**Brief**
Write out the whole listing, matching it exactly.

Stored data:
.....
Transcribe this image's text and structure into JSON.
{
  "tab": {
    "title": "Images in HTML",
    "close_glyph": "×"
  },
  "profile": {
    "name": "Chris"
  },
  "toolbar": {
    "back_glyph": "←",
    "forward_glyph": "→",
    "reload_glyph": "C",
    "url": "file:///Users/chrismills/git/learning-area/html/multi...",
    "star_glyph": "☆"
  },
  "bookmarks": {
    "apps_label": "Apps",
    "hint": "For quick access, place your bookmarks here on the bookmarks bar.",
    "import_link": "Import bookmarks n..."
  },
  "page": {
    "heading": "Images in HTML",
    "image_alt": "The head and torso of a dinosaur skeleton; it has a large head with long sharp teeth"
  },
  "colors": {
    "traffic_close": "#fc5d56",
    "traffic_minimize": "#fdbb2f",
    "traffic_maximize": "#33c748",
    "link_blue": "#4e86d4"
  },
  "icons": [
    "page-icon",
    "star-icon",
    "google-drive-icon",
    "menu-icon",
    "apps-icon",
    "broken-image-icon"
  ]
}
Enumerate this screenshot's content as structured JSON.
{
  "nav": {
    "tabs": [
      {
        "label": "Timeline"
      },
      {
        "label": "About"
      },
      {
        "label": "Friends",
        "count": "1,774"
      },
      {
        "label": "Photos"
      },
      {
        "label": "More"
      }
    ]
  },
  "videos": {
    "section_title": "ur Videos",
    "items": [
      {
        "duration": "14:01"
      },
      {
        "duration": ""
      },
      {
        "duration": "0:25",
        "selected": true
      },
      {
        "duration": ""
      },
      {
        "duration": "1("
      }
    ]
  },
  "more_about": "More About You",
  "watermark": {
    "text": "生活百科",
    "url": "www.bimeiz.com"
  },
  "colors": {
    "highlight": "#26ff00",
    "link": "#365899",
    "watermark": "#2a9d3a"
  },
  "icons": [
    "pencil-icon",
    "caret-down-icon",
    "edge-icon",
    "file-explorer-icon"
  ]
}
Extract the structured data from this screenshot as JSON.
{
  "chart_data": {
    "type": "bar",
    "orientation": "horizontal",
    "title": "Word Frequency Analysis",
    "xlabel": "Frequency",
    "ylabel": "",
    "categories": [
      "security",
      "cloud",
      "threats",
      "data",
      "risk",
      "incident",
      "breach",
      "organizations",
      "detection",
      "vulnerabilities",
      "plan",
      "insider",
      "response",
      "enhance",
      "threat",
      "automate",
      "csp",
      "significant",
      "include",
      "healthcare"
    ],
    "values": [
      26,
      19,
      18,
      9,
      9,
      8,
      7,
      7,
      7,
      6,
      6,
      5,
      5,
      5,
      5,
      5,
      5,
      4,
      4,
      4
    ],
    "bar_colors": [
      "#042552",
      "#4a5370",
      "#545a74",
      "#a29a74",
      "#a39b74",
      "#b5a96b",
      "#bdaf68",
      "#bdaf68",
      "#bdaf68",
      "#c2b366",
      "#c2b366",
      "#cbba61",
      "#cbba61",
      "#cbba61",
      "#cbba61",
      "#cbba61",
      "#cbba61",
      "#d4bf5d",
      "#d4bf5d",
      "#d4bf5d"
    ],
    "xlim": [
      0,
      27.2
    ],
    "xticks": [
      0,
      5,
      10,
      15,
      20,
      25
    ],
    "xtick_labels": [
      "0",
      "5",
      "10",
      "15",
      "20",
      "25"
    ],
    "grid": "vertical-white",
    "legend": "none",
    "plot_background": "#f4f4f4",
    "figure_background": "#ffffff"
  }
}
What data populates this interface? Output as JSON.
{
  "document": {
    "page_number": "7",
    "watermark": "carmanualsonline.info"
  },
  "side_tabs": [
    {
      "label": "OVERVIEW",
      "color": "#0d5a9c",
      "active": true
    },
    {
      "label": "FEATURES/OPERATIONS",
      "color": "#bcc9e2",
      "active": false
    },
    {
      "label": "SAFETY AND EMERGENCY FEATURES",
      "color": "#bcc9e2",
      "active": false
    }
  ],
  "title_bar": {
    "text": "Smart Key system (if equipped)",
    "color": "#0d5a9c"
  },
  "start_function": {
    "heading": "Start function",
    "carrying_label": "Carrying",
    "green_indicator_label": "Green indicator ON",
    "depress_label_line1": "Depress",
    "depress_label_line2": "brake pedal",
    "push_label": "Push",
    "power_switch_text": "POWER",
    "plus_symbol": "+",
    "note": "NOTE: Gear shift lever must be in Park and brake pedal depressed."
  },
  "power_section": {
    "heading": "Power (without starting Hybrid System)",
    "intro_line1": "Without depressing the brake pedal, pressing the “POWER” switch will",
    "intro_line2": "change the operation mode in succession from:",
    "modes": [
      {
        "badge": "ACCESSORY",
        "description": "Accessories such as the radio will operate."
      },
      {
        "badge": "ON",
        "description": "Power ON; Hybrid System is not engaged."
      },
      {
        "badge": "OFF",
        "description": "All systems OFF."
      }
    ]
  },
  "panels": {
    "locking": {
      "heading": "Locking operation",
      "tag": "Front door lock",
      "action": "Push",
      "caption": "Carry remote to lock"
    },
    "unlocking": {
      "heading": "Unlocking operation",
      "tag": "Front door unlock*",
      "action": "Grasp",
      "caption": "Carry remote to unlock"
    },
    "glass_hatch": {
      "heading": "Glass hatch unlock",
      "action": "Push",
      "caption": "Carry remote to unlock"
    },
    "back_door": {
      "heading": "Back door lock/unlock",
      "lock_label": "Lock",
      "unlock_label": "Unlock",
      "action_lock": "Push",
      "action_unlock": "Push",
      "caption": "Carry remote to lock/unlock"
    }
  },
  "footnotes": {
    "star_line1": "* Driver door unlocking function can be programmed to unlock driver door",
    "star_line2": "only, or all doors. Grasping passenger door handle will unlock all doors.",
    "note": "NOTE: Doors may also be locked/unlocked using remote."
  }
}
.....
**Reply to the task**
Transcribe this image's text and structure into JSON.
{
  "tab": {
    "title": "Images in HTML",
    "close_glyph": "×"
  },
  "profile": {
    "name": "Chris"
  },
  "toolbar": {
    "back_glyph": "←",
    "forward_glyph": "→",
    "reload_glyph": "C",
    "url": "file:///Users/chrismills/git/learning-area/html/multi...",
    "star_glyph": "☆"
  },
  "bookmarks": {
    "apps_label": "Apps",
    "hint": "For quick access, place your bookmarks here on the bookmarks bar.",
    "import_link": "Import bookmarks n..."
  },
  "page": {
    "heading": "Images in HTML",
    "image_alt": "The head and torso of a dinosaur skeleton; it has a large head with long sharp teeth"
  },
  "colors": {
    "traffic_close": "#fc5d56",
    "traffic_minimize": "#fdbb2f",
    "traffic_maximize": "#33c748",
    "link_blue": "#4e86d4"
  },
  "icons": [
    "page-icon",
    "star-icon",
    "google-drive-icon",
    "menu-icon",
    "apps-icon",
    "broken-image-icon"
  ]
}
Enumerate this screenshot's content as structured JSON.
{
  "nav": {
    "tabs": [
      {
        "label": "Timeline"
      },
      {
        "label": "About"
      },
      {
        "label": "Friends",
        "count": "1,774"
      },
      {
        "label": "Photos"
      },
      {
        "label": "More"
      }
    ]
  },
  "videos": {
    "section_title": "ur Videos",
    "items": [
      {
        "duration": "14:01"
      },
      {
        "duration": ""
      },
      {
        "duration": "0:25",
        "selected": true
      },
      {
        "duration": ""
      },
      {
        "duration": "1("
      }
    ]
  },
  "more_about": "More About You",
  "watermark": {
    "text": "生活百科",
    "url": "www.bimeiz.com"
  },
  "colors": {
    "highlight": "#26ff00",
    "link": "#365899",
    "watermark": "#2a9d3a"
  },
  "icons": [
    "pencil-icon",
    "caret-down-icon",
    "edge-icon",
    "file-explorer-icon"
  ]
}
Extract the structured data from this screenshot as JSON.
{
  "chart_data": {
    "type": "bar",
    "orientation": "horizontal",
    "title": "Word Frequency Analysis",
    "xlabel": "Frequency",
    "ylabel": "",
    "categories": [
      "security",
      "cloud",
      "threats",
      "data",
      "risk",
      "incident",
      "breach",
      "organizations",
      "detection",
      "vulnerabilities",
      "plan",
      "insider",
      "response",
      "enhance",
      "threat",
      "automate",
      "csp",
      "significant",
      "include",
      "healthcare"
    ],
    "values": [
      26,
      19,
      18,
      9,
      9,
      8,
      7,
      7,
      7,
      6,
      6,
      5,
      5,
      5,
      5,
      5,
      5,
      4,
      4,
      4
    ],
    "bar_colors": [
      "#042552",
      "#4a5370",
      "#545a74",
      "#a29a74",
      "#a39b74",
      "#b5a96b",
      "#bdaf68",
      "#bdaf68",
      "#bdaf68",
      "#c2b366",
      "#c2b366",
      "#cbba61",
      "#cbba61",
      "#cbba61",
      "#cbba61",
      "#cbba61",
      "#cbba61",
      "#d4bf5d",
      "#d4bf5d",
      "#d4bf5d"
    ],
    "xlim": [
      0,
      27.2
    ],
    "xticks": [
      0,
      5,
      10,
      15,
      20,
      25
    ],
    "xtick_labels": [
      "0",
      "5",
      "10",
      "15",
      "20",
      "25"
    ],
    "grid": "vertical-white",
    "legend": "none",
    "plot_background": "#f4f4f4",
    "figure_background": "#ffffff"
  }
}
What data populates this interface? Output as JSON.
{
  "document": {
    "page_number": "7",
    "watermark": "carmanualsonline.info"
  },
  "side_tabs": [
    {
      "label": "OVERVIEW",
      "color": "#0d5a9c",
      "active": true
    },
    {
      "label": "FEATURES/OPERATIONS",
      "color": "#bcc9e2",
      "active": false
    },
    {
      "label": "SAFETY AND EMERGENCY FEATURES",
      "color": "#bcc9e2",
      "active": false
    }
  ],
  "title_bar": {
    "text": "Smart Key system (if equipped)",
    "color": "#0d5a9c"
  },
  "start_function": {
    "heading": "Start function",
    "carrying_label": "Carrying",
    "green_indicator_label": "Green indicator ON",
    "depress_label_line1": "Depress",
    "depress_label_line2": "brake pedal",
    "push_label": "Push",
    "power_switch_text": "POWER",
    "plus_symbol": "+",
    "note": "NOTE: Gear shift lever must be in Park and brake pedal depressed."
  },
  "power_section": {
    "heading": "Power (without starting Hybrid System)",
    "intro_line1": "Without depressing the brake pedal, pressing the “POWER” switch will",
    "intro_line2": "change the operation mode in succession from:",
    "modes": [
      {
        "badge": "ACCESSORY",
        "description": "Accessories such as the radio will operate."
      },
      {
        "badge": "ON",
        "description": "Power ON; Hybrid System is not engaged."
      },
      {
        "badge": "OFF",
        "description": "All systems OFF."
      }
    ]
  },
  "panels": {
    "locking": {
      "heading": "Locking operation",
      "tag": "Front door lock",
      "action": "Push",
      "caption": "Carry remote to lock"
    },
    "unlocking": {
      "heading": "Unlocking operation",
      "tag": "Front door unlock*",
      "action": "Grasp",
      "caption": "Carry remote to unlock"
    },
    "glass_hatch": {
      "heading": "Glass hatch unlock",
      "action": "Push",
      "caption": "Carry remote to unlock"
    },
    "back_door": {
      "heading": "Back door lock/unlock",
      "lock_label": "Lock",
      "unlock_label": "Unlock",
      "action_lock": "Push",
      "action_unlock": "Push",
      "caption": "Carry remote to lock/unlock"
    }
  },
  "footnotes": {
    "star_line1": "* Driver door unlocking function can be programmed to unlock driver door",
    "star_line2": "only, or all doors. Grasping passenger door handle will unlock all doors.",
    "note": "NOTE: Doors may also be locked/unlocked using remote."
  }
}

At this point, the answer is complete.